— begin DATA ENTRIES —

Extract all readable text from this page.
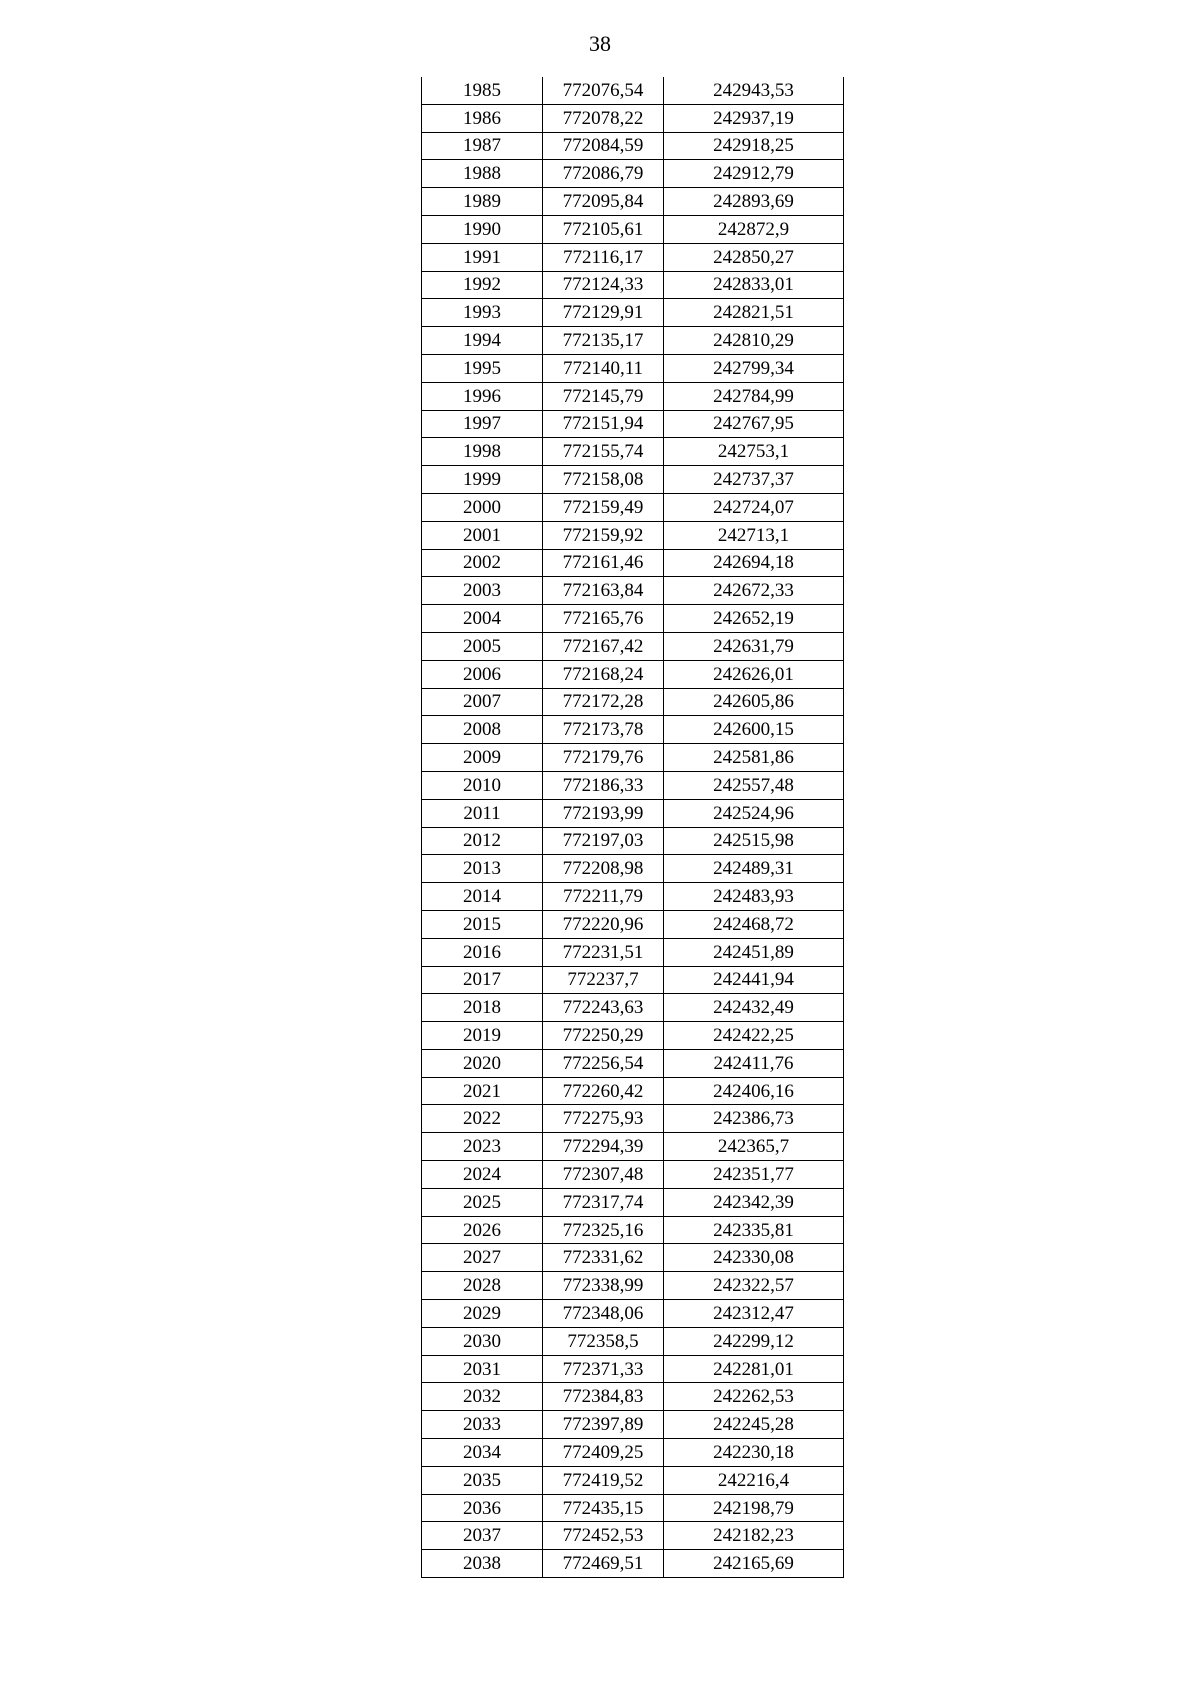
38
1985	772076,54	242943,53
1986	772078,22	242937,19
1987	772084,59	242918,25
1988	772086,79	242912,79
1989	772095,84	242893,69
1990	772105,61	242872,9
1991	772116,17	242850,27
1992	772124,33	242833,01
1993	772129,91	242821,51
1994	772135,17	242810,29
1995	772140,11	242799,34
1996	772145,79	242784,99
1997	772151,94	242767,95
1998	772155,74	242753,1
1999	772158,08	242737,37
2000	772159,49	242724,07
2001	772159,92	242713,1
2002	772161,46	242694,18
2003	772163,84	242672,33
2004	772165,76	242652,19
2005	772167,42	242631,79
2006	772168,24	242626,01
2007	772172,28	242605,86
2008	772173,78	242600,15
2009	772179,76	242581,86
2010	772186,33	242557,48
2011	772193,99	242524,96
2012	772197,03	242515,98
2013	772208,98	242489,31
2014	772211,79	242483,93
2015	772220,96	242468,72
2016	772231,51	242451,89
2017	772237,7	242441,94
2018	772243,63	242432,49
2019	772250,29	242422,25
2020	772256,54	242411,76
2021	772260,42	242406,16
2022	772275,93	242386,73
2023	772294,39	242365,7
2024	772307,48	242351,77
2025	772317,74	242342,39
2026	772325,16	242335,81
2027	772331,62	242330,08
2028	772338,99	242322,57
2029	772348,06	242312,47
2030	772358,5	242299,12
2031	772371,33	242281,01
2032	772384,83	242262,53
2033	772397,89	242245,28
2034	772409,25	242230,18
2035	772419,52	242216,4
2036	772435,15	242198,79
2037	772452,53	242182,23
2038	772469,51	242165,69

— end DATA ENTRIES —

WHAT YOU WILL DO
Transcribe each entry precisely as given, leaving the pictures out.

COMPLETE ANSWER
Extract all readable text from this page.
38
1985	772076,54	242943,53
1986	772078,22	242937,19
1987	772084,59	242918,25
1988	772086,79	242912,79
1989	772095,84	242893,69
1990	772105,61	242872,9
1991	772116,17	242850,27
1992	772124,33	242833,01
1993	772129,91	242821,51
1994	772135,17	242810,29
1995	772140,11	242799,34
1996	772145,79	242784,99
1997	772151,94	242767,95
1998	772155,74	242753,1
1999	772158,08	242737,37
2000	772159,49	242724,07
2001	772159,92	242713,1
2002	772161,46	242694,18
2003	772163,84	242672,33
2004	772165,76	242652,19
2005	772167,42	242631,79
2006	772168,24	242626,01
2007	772172,28	242605,86
2008	772173,78	242600,15
2009	772179,76	242581,86
2010	772186,33	242557,48
2011	772193,99	242524,96
2012	772197,03	242515,98
2013	772208,98	242489,31
2014	772211,79	242483,93
2015	772220,96	242468,72
2016	772231,51	242451,89
2017	772237,7	242441,94
2018	772243,63	242432,49
2019	772250,29	242422,25
2020	772256,54	242411,76
2021	772260,42	242406,16
2022	772275,93	242386,73
2023	772294,39	242365,7
2024	772307,48	242351,77
2025	772317,74	242342,39
2026	772325,16	242335,81
2027	772331,62	242330,08
2028	772338,99	242322,57
2029	772348,06	242312,47
2030	772358,5	242299,12
2031	772371,33	242281,01
2032	772384,83	242262,53
2033	772397,89	242245,28
2034	772409,25	242230,18
2035	772419,52	242216,4
2036	772435,15	242198,79
2037	772452,53	242182,23
2038	772469,51	242165,69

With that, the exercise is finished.